▶ Short problem:
Arrange the entries below as a numbered list, beginning with the line that contains "List UI elements" and continuing through the line that contains "toc-entry-pages: 4 à 6: [995, 406, 1046, 435]", with both of those lines included. Leave out any blank lines.

Saved entries:
※

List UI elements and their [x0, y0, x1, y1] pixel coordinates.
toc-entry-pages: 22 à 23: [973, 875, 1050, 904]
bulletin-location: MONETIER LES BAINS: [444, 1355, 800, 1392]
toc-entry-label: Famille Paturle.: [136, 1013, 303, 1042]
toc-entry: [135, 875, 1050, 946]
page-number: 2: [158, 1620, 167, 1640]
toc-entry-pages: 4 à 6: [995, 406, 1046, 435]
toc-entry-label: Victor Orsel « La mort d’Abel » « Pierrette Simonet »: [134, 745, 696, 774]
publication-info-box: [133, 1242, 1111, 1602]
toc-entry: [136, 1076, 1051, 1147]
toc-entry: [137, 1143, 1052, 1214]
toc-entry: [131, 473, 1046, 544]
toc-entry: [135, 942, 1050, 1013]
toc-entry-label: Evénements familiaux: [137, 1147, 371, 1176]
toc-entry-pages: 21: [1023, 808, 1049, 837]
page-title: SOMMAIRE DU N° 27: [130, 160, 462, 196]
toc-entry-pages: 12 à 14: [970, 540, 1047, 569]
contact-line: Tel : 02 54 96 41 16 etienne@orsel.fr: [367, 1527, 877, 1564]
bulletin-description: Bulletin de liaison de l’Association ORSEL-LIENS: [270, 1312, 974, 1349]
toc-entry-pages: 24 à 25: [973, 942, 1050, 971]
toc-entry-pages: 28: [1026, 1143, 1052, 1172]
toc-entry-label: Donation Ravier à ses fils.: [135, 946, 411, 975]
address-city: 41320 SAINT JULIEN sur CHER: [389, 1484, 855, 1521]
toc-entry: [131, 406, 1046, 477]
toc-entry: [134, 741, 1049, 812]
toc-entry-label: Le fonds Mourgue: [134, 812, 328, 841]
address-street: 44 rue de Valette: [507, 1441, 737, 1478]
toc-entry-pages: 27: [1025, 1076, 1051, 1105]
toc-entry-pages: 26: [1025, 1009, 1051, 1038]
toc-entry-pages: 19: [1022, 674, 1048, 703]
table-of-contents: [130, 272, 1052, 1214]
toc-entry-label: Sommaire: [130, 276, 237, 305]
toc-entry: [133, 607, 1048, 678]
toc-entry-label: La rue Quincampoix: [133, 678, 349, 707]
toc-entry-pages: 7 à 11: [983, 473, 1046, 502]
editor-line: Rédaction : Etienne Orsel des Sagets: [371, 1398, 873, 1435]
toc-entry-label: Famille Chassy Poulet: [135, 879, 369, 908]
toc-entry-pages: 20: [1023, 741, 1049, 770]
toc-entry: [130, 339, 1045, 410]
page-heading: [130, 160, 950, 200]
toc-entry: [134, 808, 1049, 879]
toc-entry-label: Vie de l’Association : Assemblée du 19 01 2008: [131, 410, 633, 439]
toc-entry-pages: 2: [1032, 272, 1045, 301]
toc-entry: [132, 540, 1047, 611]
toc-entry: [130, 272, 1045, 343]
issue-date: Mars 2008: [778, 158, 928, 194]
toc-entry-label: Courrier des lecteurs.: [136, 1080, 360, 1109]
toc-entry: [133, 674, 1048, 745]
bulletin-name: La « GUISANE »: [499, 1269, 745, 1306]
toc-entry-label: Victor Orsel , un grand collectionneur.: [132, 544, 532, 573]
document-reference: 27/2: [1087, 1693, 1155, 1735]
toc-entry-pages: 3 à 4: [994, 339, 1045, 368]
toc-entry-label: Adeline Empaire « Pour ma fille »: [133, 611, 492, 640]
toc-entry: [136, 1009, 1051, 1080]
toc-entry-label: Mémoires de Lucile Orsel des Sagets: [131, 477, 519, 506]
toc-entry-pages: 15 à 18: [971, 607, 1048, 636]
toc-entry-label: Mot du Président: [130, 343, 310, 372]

※

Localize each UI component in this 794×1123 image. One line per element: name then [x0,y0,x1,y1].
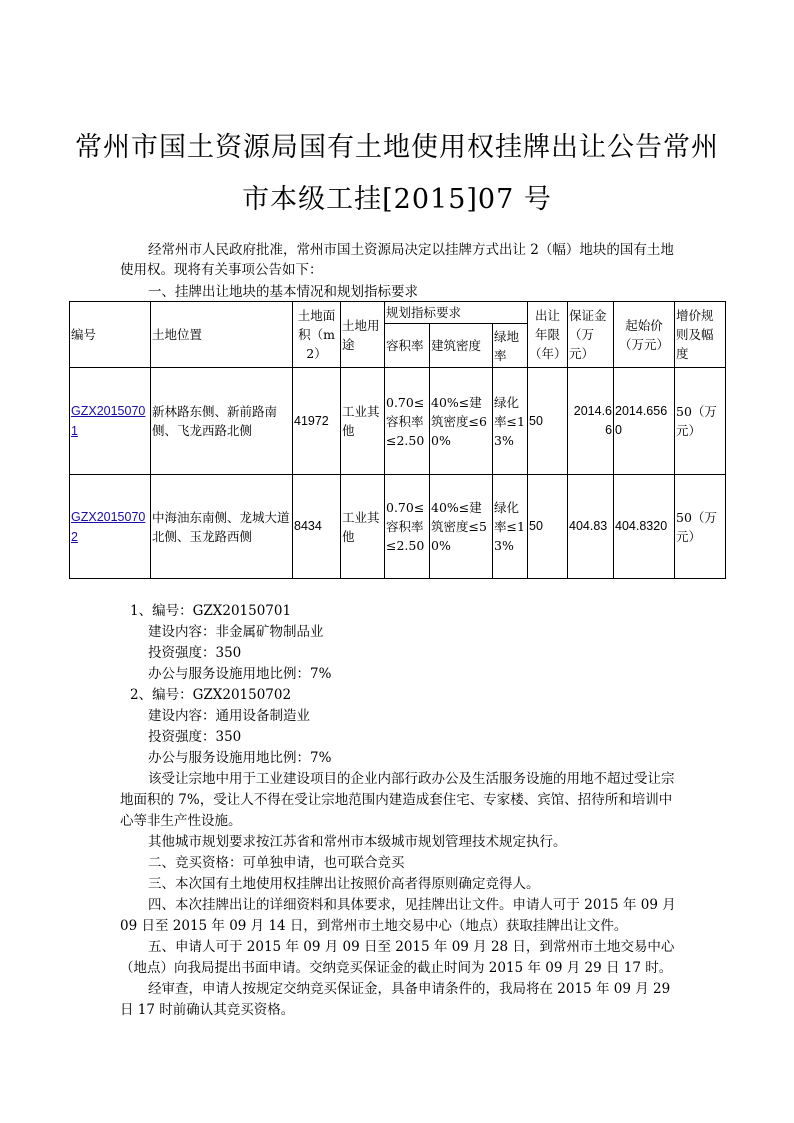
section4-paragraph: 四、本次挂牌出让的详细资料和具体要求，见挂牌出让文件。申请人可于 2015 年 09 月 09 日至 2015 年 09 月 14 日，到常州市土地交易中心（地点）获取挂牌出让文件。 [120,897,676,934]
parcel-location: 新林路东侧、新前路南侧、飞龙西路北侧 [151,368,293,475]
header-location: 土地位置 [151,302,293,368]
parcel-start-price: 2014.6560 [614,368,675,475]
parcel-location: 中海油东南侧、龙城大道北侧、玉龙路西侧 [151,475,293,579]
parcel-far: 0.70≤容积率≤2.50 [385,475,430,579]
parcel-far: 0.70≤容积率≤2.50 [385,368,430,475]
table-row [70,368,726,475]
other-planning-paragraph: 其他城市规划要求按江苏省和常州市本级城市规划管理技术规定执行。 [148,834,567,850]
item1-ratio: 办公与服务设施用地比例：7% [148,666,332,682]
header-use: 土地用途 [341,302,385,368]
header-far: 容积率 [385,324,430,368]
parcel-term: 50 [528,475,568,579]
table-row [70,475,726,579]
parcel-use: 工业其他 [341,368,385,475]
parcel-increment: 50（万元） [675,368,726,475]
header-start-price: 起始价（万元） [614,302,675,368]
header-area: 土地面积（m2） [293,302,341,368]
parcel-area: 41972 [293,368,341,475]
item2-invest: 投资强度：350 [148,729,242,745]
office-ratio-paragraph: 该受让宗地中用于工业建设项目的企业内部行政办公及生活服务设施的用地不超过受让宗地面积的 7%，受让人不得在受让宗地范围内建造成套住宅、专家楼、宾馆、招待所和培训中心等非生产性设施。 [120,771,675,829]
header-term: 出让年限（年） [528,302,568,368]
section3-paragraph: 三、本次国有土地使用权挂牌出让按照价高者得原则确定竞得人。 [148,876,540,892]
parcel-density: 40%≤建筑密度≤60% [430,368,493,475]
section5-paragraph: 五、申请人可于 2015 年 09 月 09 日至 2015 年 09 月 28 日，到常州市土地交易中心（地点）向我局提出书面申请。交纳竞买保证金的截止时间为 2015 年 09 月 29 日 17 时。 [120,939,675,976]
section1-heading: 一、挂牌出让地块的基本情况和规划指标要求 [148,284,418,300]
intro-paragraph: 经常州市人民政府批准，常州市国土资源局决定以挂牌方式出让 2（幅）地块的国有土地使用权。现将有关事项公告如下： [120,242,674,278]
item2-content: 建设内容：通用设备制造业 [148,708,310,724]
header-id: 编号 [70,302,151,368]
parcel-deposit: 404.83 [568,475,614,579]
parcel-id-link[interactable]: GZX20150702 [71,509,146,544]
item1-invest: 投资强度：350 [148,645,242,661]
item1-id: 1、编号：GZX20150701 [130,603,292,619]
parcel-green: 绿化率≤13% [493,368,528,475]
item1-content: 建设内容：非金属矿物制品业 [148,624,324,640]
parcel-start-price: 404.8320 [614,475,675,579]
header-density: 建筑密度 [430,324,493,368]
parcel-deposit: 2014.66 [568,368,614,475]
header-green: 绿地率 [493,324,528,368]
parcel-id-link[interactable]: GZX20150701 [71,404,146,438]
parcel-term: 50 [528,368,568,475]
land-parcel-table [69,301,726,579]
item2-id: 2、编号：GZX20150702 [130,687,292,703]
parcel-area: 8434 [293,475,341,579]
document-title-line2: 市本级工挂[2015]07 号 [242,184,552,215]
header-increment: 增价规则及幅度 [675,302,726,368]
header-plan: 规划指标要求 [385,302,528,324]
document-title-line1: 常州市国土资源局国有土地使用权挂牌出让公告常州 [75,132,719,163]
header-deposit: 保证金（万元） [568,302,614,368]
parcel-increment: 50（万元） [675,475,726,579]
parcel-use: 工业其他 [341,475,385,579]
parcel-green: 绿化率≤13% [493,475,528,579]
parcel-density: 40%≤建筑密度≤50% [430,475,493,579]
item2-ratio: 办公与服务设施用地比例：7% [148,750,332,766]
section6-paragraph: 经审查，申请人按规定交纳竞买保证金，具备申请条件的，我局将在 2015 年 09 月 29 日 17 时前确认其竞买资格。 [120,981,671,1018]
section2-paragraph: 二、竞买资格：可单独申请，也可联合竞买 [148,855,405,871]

※

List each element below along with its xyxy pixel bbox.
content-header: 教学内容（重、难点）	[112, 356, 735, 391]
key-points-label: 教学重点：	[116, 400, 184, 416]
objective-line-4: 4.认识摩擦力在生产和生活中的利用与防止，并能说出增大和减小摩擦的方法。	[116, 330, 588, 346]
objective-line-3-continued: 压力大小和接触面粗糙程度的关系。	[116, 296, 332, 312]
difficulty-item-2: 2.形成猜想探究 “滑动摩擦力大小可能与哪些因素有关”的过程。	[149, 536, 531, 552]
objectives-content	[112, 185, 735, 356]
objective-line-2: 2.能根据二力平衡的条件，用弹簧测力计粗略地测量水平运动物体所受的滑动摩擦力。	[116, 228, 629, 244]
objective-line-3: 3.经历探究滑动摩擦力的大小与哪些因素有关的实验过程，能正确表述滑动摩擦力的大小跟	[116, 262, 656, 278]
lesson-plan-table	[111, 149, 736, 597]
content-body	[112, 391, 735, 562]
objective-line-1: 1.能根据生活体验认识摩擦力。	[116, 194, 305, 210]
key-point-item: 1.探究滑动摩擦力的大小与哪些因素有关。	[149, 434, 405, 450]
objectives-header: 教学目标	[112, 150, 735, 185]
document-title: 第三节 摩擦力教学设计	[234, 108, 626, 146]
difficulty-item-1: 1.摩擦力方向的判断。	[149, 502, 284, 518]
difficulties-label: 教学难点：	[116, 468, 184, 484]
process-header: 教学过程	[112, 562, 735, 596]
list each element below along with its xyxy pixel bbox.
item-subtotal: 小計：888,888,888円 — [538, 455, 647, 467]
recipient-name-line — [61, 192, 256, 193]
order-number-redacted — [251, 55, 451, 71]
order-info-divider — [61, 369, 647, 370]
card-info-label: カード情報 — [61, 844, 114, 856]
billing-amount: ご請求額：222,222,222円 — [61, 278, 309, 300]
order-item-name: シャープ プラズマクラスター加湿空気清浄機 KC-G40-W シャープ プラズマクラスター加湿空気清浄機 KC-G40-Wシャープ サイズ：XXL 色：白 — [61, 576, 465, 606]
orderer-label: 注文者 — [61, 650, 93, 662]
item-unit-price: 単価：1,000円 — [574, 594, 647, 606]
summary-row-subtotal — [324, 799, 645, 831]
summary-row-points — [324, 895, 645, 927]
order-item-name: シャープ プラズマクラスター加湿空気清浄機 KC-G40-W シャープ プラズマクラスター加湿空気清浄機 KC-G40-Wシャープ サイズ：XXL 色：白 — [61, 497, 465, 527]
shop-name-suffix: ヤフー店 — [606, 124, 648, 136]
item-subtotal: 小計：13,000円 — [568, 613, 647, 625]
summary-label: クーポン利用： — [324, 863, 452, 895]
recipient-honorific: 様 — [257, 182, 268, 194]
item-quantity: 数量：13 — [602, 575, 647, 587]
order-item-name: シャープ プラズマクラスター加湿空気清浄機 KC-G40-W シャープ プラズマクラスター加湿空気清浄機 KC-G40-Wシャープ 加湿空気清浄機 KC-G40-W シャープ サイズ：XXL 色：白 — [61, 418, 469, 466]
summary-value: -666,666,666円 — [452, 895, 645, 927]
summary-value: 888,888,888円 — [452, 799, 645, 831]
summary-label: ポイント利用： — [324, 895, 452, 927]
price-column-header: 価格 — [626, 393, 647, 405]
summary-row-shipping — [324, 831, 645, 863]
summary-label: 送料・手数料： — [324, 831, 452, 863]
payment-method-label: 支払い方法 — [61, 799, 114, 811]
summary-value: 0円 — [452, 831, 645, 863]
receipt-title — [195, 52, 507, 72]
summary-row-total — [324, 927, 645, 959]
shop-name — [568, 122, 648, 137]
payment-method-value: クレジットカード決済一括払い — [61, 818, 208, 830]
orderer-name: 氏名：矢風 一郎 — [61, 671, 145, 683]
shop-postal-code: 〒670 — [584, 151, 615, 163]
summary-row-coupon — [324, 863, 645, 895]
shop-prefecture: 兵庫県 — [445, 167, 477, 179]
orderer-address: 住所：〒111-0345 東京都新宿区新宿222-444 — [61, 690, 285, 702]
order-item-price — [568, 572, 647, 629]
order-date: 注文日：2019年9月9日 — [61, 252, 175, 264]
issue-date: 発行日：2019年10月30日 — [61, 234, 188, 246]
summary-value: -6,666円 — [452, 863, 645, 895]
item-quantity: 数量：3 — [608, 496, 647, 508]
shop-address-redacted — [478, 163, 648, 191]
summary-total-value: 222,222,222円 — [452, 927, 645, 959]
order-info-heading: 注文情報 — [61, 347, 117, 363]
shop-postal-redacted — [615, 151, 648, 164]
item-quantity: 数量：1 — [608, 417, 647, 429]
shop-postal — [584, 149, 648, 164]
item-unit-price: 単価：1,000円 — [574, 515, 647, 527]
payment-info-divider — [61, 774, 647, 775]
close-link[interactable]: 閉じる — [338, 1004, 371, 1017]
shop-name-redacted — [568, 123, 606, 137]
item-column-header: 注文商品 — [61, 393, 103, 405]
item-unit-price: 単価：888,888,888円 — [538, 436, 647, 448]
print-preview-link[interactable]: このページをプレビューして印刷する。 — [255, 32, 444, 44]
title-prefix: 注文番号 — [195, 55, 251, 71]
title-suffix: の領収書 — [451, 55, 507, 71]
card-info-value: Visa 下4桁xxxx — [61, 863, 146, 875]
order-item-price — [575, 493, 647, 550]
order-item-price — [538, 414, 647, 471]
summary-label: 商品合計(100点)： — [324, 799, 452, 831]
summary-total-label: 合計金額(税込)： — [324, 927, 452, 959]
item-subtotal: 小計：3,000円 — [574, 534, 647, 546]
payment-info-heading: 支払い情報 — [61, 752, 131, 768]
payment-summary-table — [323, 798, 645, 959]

※

▶ Output of the task:
1. List UI elements and their [x0, y0, x1, y1] pixel coordinates.
2. toc-entry-pages: 22 à 23: [973, 875, 1050, 904]
3. bulletin-location: MONETIER LES BAINS: [444, 1355, 800, 1392]
4. toc-entry-label: Famille Paturle.: [136, 1013, 303, 1042]
5. toc-entry: [135, 875, 1050, 946]
6. page-number: 2: [158, 1620, 167, 1640]
7. toc-entry-pages: 4 à 6: [995, 406, 1046, 435]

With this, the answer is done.